Directive
Say how many lines of the listing below contain "Semiconductor", giving the number and nothing else.

******

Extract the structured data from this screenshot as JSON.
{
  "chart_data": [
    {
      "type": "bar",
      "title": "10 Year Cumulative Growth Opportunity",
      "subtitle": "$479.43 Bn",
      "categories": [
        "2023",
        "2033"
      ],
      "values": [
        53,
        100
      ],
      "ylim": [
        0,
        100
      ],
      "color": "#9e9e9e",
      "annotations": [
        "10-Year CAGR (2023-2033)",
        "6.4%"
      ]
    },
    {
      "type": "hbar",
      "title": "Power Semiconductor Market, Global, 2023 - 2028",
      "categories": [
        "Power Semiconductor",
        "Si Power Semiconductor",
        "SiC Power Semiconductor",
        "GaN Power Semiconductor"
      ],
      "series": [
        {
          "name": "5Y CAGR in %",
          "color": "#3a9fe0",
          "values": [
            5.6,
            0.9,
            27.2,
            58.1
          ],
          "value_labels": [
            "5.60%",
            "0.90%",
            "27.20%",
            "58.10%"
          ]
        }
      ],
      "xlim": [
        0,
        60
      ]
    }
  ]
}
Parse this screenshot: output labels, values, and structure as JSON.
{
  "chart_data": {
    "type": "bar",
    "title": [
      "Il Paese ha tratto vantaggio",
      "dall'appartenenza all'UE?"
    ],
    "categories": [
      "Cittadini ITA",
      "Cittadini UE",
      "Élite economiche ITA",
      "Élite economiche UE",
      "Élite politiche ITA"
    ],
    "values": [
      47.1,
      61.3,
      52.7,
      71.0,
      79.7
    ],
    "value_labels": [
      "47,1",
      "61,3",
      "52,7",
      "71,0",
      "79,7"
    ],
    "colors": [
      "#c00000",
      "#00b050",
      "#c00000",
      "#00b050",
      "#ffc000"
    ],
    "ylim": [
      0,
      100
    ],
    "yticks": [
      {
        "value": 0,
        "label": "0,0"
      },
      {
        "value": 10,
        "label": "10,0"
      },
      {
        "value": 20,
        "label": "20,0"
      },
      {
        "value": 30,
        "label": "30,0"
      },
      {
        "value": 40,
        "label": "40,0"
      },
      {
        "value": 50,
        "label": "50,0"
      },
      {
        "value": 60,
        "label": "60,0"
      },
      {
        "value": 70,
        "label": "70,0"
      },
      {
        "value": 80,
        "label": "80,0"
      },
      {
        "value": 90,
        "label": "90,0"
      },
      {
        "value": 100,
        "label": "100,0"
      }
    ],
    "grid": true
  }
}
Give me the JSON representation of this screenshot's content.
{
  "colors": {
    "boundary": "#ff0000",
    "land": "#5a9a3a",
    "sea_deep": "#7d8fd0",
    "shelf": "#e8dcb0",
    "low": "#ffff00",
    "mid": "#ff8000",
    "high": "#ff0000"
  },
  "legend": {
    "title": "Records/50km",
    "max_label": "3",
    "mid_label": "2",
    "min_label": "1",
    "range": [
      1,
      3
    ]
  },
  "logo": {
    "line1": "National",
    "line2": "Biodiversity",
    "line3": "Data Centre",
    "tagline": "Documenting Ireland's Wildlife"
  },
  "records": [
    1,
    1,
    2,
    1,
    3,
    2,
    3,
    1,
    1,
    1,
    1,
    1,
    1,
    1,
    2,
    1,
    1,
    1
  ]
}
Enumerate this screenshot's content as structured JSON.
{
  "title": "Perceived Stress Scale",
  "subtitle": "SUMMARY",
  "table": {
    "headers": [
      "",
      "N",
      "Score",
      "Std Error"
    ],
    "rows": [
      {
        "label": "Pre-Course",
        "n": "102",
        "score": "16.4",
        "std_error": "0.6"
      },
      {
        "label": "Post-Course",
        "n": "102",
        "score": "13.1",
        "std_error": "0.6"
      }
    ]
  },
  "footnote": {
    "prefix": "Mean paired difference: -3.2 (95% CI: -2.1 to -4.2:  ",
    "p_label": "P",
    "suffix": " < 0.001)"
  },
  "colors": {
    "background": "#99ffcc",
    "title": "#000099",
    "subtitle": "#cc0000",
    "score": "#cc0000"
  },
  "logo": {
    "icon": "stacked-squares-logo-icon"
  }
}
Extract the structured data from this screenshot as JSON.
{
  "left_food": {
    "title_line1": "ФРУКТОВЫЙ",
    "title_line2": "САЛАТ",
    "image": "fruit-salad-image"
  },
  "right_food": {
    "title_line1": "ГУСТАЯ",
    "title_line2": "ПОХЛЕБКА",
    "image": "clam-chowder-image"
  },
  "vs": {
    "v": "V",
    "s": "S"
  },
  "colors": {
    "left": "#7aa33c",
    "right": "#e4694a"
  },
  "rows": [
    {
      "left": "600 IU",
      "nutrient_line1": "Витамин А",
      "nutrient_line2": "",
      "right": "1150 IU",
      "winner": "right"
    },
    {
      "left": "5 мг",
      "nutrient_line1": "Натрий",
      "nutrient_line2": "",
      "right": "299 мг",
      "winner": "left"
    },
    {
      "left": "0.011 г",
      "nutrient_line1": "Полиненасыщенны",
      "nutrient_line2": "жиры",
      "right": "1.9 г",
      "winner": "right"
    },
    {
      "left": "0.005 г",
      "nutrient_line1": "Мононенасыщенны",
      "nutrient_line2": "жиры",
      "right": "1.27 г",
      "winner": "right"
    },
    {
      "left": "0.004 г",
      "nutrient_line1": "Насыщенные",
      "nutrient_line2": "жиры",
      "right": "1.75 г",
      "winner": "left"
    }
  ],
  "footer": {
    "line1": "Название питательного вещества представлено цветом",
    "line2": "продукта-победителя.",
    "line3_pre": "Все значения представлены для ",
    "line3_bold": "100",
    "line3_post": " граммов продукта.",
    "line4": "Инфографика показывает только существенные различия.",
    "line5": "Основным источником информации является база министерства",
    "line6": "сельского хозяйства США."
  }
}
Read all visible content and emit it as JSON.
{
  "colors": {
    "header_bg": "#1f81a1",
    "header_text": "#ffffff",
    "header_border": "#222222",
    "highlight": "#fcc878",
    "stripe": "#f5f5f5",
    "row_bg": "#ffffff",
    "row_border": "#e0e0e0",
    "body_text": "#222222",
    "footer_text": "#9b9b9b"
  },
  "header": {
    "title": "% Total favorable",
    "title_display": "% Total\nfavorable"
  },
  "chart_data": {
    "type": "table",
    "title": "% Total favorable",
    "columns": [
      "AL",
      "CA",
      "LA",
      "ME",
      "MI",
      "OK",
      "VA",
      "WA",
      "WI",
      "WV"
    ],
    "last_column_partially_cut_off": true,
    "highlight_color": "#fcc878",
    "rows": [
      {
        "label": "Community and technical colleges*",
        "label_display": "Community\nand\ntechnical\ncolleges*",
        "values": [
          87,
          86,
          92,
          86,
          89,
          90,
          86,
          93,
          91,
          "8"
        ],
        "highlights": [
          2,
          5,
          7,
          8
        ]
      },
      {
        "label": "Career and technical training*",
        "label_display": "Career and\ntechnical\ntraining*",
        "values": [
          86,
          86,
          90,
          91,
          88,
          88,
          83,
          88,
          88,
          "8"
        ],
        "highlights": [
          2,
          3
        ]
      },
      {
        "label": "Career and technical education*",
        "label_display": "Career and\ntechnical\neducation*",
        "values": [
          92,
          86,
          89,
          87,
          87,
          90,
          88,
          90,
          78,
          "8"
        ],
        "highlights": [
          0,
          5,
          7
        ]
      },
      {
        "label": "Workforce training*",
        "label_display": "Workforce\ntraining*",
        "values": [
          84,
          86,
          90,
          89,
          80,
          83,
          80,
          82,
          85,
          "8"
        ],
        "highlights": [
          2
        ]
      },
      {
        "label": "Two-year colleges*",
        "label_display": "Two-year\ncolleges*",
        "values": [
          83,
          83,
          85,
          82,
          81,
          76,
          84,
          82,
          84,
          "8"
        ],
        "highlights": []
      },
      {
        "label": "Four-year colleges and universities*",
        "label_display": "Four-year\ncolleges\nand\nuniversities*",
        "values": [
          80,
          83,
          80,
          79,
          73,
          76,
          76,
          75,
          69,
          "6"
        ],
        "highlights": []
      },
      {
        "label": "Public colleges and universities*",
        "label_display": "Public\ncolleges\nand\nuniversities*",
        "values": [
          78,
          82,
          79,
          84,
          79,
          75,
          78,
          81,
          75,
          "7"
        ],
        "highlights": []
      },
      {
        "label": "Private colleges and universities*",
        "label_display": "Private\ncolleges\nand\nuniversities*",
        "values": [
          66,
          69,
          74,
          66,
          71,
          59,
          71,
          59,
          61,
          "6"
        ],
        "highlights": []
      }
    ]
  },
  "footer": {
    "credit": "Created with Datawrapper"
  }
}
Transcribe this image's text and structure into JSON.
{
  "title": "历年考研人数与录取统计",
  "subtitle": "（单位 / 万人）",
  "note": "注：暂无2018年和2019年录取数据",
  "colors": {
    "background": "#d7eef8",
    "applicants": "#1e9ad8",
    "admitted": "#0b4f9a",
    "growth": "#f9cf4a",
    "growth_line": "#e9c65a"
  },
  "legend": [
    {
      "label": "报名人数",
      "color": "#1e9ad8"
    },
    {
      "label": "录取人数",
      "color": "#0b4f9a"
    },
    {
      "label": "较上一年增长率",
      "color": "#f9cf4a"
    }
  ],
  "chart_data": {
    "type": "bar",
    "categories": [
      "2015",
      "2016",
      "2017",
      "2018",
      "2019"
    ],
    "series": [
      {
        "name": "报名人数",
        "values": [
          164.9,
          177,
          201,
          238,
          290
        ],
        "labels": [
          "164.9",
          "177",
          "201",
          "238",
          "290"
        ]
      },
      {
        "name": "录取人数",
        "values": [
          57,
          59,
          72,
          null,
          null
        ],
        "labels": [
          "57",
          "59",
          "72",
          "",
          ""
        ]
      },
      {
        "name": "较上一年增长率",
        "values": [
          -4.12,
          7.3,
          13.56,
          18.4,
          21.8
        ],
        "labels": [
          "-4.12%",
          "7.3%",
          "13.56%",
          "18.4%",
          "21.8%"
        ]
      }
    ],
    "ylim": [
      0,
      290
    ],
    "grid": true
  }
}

******

Written response
5